── Data provided
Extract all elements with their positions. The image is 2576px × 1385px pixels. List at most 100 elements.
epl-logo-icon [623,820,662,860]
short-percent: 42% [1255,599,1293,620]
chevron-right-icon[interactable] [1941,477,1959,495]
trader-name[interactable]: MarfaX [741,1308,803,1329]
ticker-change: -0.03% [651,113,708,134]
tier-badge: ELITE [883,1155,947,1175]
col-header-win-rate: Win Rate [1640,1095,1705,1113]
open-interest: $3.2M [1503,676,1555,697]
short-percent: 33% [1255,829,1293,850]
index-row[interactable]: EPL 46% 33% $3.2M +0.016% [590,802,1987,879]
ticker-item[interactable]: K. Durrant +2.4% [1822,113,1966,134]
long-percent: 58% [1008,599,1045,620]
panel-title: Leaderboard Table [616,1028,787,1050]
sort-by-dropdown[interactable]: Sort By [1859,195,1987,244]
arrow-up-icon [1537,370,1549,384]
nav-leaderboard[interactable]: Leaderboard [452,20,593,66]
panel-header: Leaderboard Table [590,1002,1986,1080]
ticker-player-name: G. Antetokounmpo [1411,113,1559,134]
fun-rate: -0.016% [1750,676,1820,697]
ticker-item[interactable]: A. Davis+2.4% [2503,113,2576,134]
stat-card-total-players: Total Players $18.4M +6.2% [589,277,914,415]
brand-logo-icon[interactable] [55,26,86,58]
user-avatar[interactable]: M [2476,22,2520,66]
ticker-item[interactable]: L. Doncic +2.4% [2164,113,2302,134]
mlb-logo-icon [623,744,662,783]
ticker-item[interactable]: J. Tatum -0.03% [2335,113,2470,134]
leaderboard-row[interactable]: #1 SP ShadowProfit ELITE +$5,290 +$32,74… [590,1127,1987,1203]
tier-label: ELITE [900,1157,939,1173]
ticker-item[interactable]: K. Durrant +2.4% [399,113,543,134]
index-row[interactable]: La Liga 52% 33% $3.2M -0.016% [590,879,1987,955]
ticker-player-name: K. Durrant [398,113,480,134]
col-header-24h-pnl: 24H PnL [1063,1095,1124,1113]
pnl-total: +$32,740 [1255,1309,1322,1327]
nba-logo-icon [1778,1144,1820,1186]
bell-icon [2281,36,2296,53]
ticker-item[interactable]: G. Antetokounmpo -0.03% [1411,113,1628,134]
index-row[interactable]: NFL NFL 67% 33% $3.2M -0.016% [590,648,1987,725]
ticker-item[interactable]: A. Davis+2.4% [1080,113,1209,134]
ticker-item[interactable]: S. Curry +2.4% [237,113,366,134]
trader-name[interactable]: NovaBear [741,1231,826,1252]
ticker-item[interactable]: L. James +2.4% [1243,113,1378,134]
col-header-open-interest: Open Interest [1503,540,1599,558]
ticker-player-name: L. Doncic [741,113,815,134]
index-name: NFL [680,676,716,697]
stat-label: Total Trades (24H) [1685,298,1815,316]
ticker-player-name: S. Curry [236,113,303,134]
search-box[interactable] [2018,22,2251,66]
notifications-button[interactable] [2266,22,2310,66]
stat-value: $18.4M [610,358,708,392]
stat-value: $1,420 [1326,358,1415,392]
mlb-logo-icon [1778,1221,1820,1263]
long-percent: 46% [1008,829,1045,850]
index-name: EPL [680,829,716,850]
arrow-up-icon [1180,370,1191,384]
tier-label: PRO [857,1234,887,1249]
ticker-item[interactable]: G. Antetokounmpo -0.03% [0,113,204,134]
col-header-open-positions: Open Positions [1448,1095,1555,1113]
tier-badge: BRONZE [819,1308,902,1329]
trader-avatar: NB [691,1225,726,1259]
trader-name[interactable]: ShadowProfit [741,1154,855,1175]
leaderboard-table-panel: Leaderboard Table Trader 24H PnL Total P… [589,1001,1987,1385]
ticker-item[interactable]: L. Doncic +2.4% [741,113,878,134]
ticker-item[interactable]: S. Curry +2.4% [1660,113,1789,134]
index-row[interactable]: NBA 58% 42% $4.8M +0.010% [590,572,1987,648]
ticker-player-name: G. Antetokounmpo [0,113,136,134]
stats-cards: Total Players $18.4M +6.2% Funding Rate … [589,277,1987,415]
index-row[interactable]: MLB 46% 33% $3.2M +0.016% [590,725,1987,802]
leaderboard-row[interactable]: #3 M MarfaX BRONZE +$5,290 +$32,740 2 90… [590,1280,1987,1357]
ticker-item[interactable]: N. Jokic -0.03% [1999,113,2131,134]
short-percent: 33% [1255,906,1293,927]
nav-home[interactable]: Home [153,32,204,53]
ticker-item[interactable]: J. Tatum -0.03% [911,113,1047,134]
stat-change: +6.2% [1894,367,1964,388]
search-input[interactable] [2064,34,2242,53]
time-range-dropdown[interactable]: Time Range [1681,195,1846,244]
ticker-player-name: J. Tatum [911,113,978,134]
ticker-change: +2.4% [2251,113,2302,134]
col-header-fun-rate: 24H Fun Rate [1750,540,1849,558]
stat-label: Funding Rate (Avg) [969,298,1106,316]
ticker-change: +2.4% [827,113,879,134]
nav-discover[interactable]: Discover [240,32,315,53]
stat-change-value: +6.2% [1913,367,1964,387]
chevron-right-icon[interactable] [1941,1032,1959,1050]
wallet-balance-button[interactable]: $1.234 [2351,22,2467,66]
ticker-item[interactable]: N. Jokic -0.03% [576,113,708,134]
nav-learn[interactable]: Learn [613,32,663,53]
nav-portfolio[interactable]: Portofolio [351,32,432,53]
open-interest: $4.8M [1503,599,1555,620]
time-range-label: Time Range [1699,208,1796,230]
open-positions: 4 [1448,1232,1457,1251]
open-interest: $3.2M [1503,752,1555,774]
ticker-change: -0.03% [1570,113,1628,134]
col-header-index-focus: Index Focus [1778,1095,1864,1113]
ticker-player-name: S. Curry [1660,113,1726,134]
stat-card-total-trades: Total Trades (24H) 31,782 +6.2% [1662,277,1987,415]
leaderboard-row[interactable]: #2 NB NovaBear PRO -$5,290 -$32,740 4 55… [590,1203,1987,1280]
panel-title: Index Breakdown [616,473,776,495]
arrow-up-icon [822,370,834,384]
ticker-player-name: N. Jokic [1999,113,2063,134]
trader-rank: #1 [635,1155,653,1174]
────
Could you repeat the data items verbatim, from the very beginning through the line that contains "tier-badge: ELITE [883,1155,947,1175]", including that final line?

Extract all elements with their positions. The image is 2576px × 1385px pixels. List at most 100 elements.
epl-logo-icon [623,820,662,860]
short-percent: 42% [1255,599,1293,620]
chevron-right-icon[interactable] [1941,477,1959,495]
trader-name[interactable]: MarfaX [741,1308,803,1329]
ticker-change: -0.03% [651,113,708,134]
tier-badge: ELITE [883,1155,947,1175]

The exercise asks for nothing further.